She applied the Page 69 Test to her latest novel, Company of Liars, and reported the following:
Company of Liars is set in 1348, the year the Black Death entered Britain. A group of strangers are thrown together as they flee across England, desperately trying to stay one step ahead of the plague. The travelers – an Italian minstrel and his apprentice, a painter and his pregnant wife, a conjurer, a one-armed storyteller and a silent albino child – are led on their journey by Camelot, the narrator of the story, a scarred old peddler who trades in fake holy relics. Each of company has a story to tell. But no one is who they appear to be. As one by one, they are forced to reveal the truth about themselves, they realize with horror that they are being pursued by something even more deadly than the plague.Read an excerpt from Company of Liars and listen to the Company of Liars podcast.
On page 69, the travelers have found themselves caught up in a bizarre ancient custom known as ‘The Cripples Wedding’. This scene is based on historical fact. People believed that if they married the two most wretched people in their village together in a graveyard at the community’s expense, it would save the village from the Black Death. The practice was widespread in Medieval Europe, and the last recorded case I’ve found took place in Krakow, in Poland, in the19th Century.
Camelot has just witnessed the humiliating spectacle in which the bride, who is blind and eaten-up with arthritis, is forced to consummate the marriage in the graveyard in front of all the villagers. Though Camelot likes to portray himself as cynical, he feels great compassion for the woman. He tries to comfort her in the only way he can, by giving her the ‘relic’ of a saint.

**DATA:**

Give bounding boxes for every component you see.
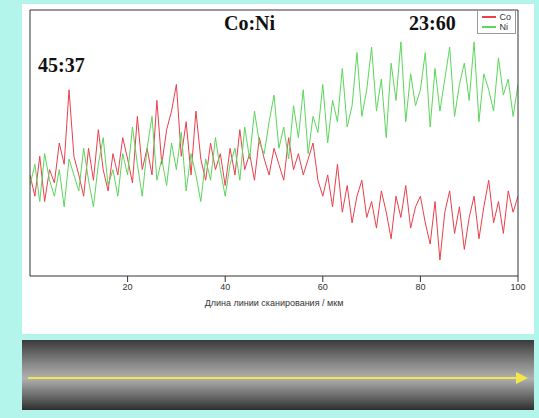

**AIM OF THE EXERCISE:**
Repeat everything in the Company of Liars passage from "Camelot has just" down to "of a saint.". The lines are separate material, unrelated to the passage about Company of Liars.

**EXERCISE RESULT:**
Camelot has just witnessed the humiliating spectacle in which the bride, who is blind and eaten-up with arthritis, is forced to consummate the marriage in the graveyard in front of all the villagers. Though Camelot likes to portray himself as cynical, he feels great compassion for the woman. He tries to comfort her in the only way he can, by giving her the ‘relic’ of a saint.